WHAT TO PRODUCE - Set every record down verbatim and omit the pictures.
--- start of DATA SECTION ---
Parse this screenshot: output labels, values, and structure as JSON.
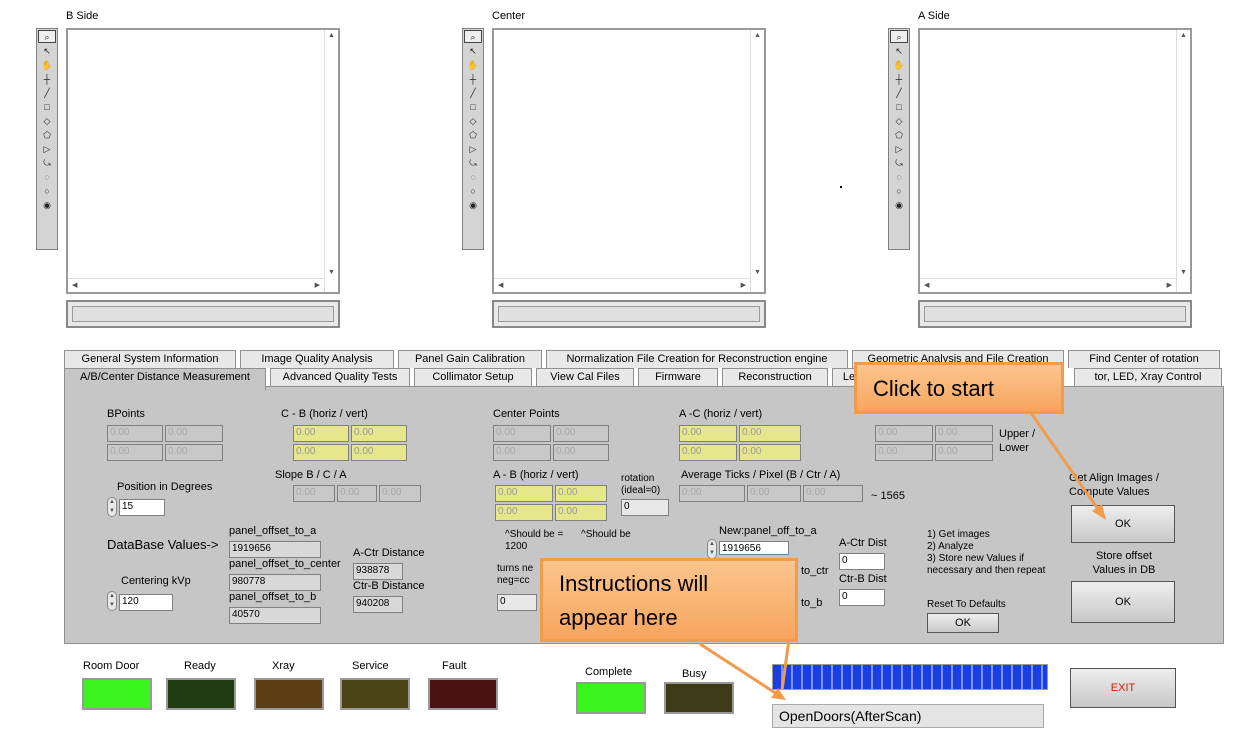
{
  "viewers": {
    "b": {
      "title": "B Side"
    },
    "center": {
      "title": "Center"
    },
    "a": {
      "title": "A Side"
    }
  },
  "tool_icons": [
    "zoom-icon",
    "pointer-icon",
    "pan-icon",
    "crosshair-icon",
    "line-icon",
    "rectangle-icon",
    "rotated-rectangle-icon",
    "polygon-icon",
    "freehand-region-icon",
    "freehand-line-icon",
    "annulus-icon",
    "oval-icon",
    "spiral-icon"
  ],
  "tool_glyphs": [
    "⌕",
    "↖",
    "✋",
    "┼",
    "╱",
    "□",
    "◇",
    "⬠",
    "▷",
    "⤿",
    "◌",
    "○",
    "◉"
  ],
  "tabs_back": [
    {
      "label": "General System Information"
    },
    {
      "label": "Image Quality Analysis"
    },
    {
      "label": "Panel Gain Calibration"
    },
    {
      "label": "Normalization File Creation for Reconstruction engine"
    },
    {
      "label": "Geometric Analysis and File Creation"
    },
    {
      "label": "Find Center of rotation"
    }
  ],
  "tabs_front": [
    {
      "label": "A/B/Center Distance Measurement"
    },
    {
      "label": "Advanced Quality Tests"
    },
    {
      "label": "Collimator Setup"
    },
    {
      "label": "View Cal Files"
    },
    {
      "label": "Firmware"
    },
    {
      "label": "Reconstruction"
    },
    {
      "label": "Le"
    },
    {
      "label": "tor, LED, Xray Control"
    }
  ],
  "panel": {
    "bpoints_label": "BPoints",
    "bpoints": [
      "0.00",
      "0.00",
      "0.00",
      "0.00"
    ],
    "cb_label": "C - B (horiz / vert)",
    "cb": [
      "0.00",
      "0.00",
      "0.00",
      "0.00"
    ],
    "center_points_label": "Center Points",
    "center_points": [
      "0.00",
      "0.00",
      "0.00",
      "0.00"
    ],
    "ac_label": "A -C (horiz / vert)",
    "ac": [
      "0.00",
      "0.00",
      "0.00",
      "0.00"
    ],
    "apoints": [
      "0.00",
      "0.00",
      "0.00",
      "0.00"
    ],
    "upper_lower_label": "Upper / Lower",
    "slope_label": "Slope B / C / A",
    "slope": [
      "0.00",
      "0.00",
      "0.00"
    ],
    "ab_label": "A - B (horiz / vert)",
    "ab": [
      "0.00",
      "0.00",
      "0.00",
      "0.00"
    ],
    "rotation_label": "rotation (ideal=0)",
    "rotation_value": "0",
    "avg_ticks_label": "Average Ticks / Pixel (B / Ctr / A)",
    "avg_ticks": [
      "0.00",
      "0.00",
      "0.00"
    ],
    "approx_label": "~ 1565",
    "position_label": "Position in Degrees",
    "position_value": "15",
    "db_values_label": "DataBase Values->",
    "offset_a_label": "panel_offset_to_a",
    "offset_a_value": "1919656",
    "offset_center_label": "panel_offset_to_center",
    "offset_center_value": "980778",
    "offset_b_label": "panel_offset_to_b",
    "offset_b_value": "40570",
    "a_ctr_label": "A-Ctr Distance",
    "a_ctr_value": "938878",
    "ctr_b_label": "Ctr-B Distance",
    "ctr_b_value": "940208",
    "centering_label": "Centering kVp",
    "centering_value": "120",
    "should_be_1": "^Should be = 1200",
    "should_be_2": "^Should be",
    "turns_label": "turns ne neg=cc",
    "turns_value": "0",
    "new_offset_a_label": "New:panel_off_to_a",
    "new_offset_a_value": "1919656",
    "new_ctr_label": "to_ctr",
    "new_b_label": "to_b",
    "new_a_ctr_label": "A-Ctr Dist",
    "new_a_ctr_value": "0",
    "new_ctr_b_label": "Ctr-B Dist",
    "new_ctr_b_value": "0",
    "steps": "1) Get images\n2) Analyze\n3) Store new Values if necessary and then repeat",
    "reset_label": "Reset To Defaults",
    "reset_button": "OK",
    "get_align_label": "Get Align Images / Compute Values",
    "get_align_button": "OK",
    "store_label": "Store offset Values in DB",
    "store_button": "OK"
  },
  "indicators": {
    "room_door": {
      "label": "Room Door",
      "color": "#3cf51e"
    },
    "ready": {
      "label": "Ready",
      "color": "#1f3d10"
    },
    "xray": {
      "label": "Xray",
      "color": "#5e3f15"
    },
    "service": {
      "label": "Service",
      "color": "#4a4414"
    },
    "fault": {
      "label": "Fault",
      "color": "#4a1212"
    },
    "complete": {
      "label": "Complete",
      "color": "#3cf51e"
    },
    "busy": {
      "label": "Busy",
      "color": "#3d3a18"
    }
  },
  "status_text": "OpenDoors(AfterScan)",
  "exit_label": "EXIT",
  "callouts": {
    "start": "Click to start",
    "instructions": "Instructions will appear here"
  },
  "colors": {
    "accent_orange": "#f19b4c",
    "progress_blue": "#1a3fe0",
    "exit_red": "#cc2200"
  }
}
--- end of DATA SECTION ---
ANSWER FOR THIS EXERCISE -
Parse this screenshot: output labels, values, and structure as JSON.
{
  "viewers": {
    "b": {
      "title": "B Side"
    },
    "center": {
      "title": "Center"
    },
    "a": {
      "title": "A Side"
    }
  },
  "tool_icons": [
    "zoom-icon",
    "pointer-icon",
    "pan-icon",
    "crosshair-icon",
    "line-icon",
    "rectangle-icon",
    "rotated-rectangle-icon",
    "polygon-icon",
    "freehand-region-icon",
    "freehand-line-icon",
    "annulus-icon",
    "oval-icon",
    "spiral-icon"
  ],
  "tool_glyphs": [
    "⌕",
    "↖",
    "✋",
    "┼",
    "╱",
    "□",
    "◇",
    "⬠",
    "▷",
    "⤿",
    "◌",
    "○",
    "◉"
  ],
  "tabs_back": [
    {
      "label": "General System Information"
    },
    {
      "label": "Image Quality Analysis"
    },
    {
      "label": "Panel Gain Calibration"
    },
    {
      "label": "Normalization File Creation for Reconstruction engine"
    },
    {
      "label": "Geometric Analysis and File Creation"
    },
    {
      "label": "Find Center of rotation"
    }
  ],
  "tabs_front": [
    {
      "label": "A/B/Center Distance Measurement"
    },
    {
      "label": "Advanced Quality Tests"
    },
    {
      "label": "Collimator Setup"
    },
    {
      "label": "View Cal Files"
    },
    {
      "label": "Firmware"
    },
    {
      "label": "Reconstruction"
    },
    {
      "label": "Le"
    },
    {
      "label": "tor, LED, Xray Control"
    }
  ],
  "panel": {
    "bpoints_label": "BPoints",
    "bpoints": [
      "0.00",
      "0.00",
      "0.00",
      "0.00"
    ],
    "cb_label": "C - B (horiz / vert)",
    "cb": [
      "0.00",
      "0.00",
      "0.00",
      "0.00"
    ],
    "center_points_label": "Center Points",
    "center_points": [
      "0.00",
      "0.00",
      "0.00",
      "0.00"
    ],
    "ac_label": "A -C (horiz / vert)",
    "ac": [
      "0.00",
      "0.00",
      "0.00",
      "0.00"
    ],
    "apoints": [
      "0.00",
      "0.00",
      "0.00",
      "0.00"
    ],
    "upper_lower_label": "Upper / Lower",
    "slope_label": "Slope B / C / A",
    "slope": [
      "0.00",
      "0.00",
      "0.00"
    ],
    "ab_label": "A - B (horiz / vert)",
    "ab": [
      "0.00",
      "0.00",
      "0.00",
      "0.00"
    ],
    "rotation_label": "rotation (ideal=0)",
    "rotation_value": "0",
    "avg_ticks_label": "Average Ticks / Pixel (B / Ctr / A)",
    "avg_ticks": [
      "0.00",
      "0.00",
      "0.00"
    ],
    "approx_label": "~ 1565",
    "position_label": "Position in Degrees",
    "position_value": "15",
    "db_values_label": "DataBase Values->",
    "offset_a_label": "panel_offset_to_a",
    "offset_a_value": "1919656",
    "offset_center_label": "panel_offset_to_center",
    "offset_center_value": "980778",
    "offset_b_label": "panel_offset_to_b",
    "offset_b_value": "40570",
    "a_ctr_label": "A-Ctr Distance",
    "a_ctr_value": "938878",
    "ctr_b_label": "Ctr-B Distance",
    "ctr_b_value": "940208",
    "centering_label": "Centering kVp",
    "centering_value": "120",
    "should_be_1": "^Should be = 1200",
    "should_be_2": "^Should be",
    "turns_label": "turns ne neg=cc",
    "turns_value": "0",
    "new_offset_a_label": "New:panel_off_to_a",
    "new_offset_a_value": "1919656",
    "new_ctr_label": "to_ctr",
    "new_b_label": "to_b",
    "new_a_ctr_label": "A-Ctr Dist",
    "new_a_ctr_value": "0",
    "new_ctr_b_label": "Ctr-B Dist",
    "new_ctr_b_value": "0",
    "steps": "1) Get images\n2) Analyze\n3) Store new Values if necessary and then repeat",
    "reset_label": "Reset To Defaults",
    "reset_button": "OK",
    "get_align_label": "Get Align Images / Compute Values",
    "get_align_button": "OK",
    "store_label": "Store offset Values in DB",
    "store_button": "OK"
  },
  "indicators": {
    "room_door": {
      "label": "Room Door",
      "color": "#3cf51e"
    },
    "ready": {
      "label": "Ready",
      "color": "#1f3d10"
    },
    "xray": {
      "label": "Xray",
      "color": "#5e3f15"
    },
    "service": {
      "label": "Service",
      "color": "#4a4414"
    },
    "fault": {
      "label": "Fault",
      "color": "#4a1212"
    },
    "complete": {
      "label": "Complete",
      "color": "#3cf51e"
    },
    "busy": {
      "label": "Busy",
      "color": "#3d3a18"
    }
  },
  "status_text": "OpenDoors(AfterScan)",
  "exit_label": "EXIT",
  "callouts": {
    "start": "Click to start",
    "instructions": "Instructions will appear here"
  },
  "colors": {
    "accent_orange": "#f19b4c",
    "progress_blue": "#1a3fe0",
    "exit_red": "#cc2200"
  }
}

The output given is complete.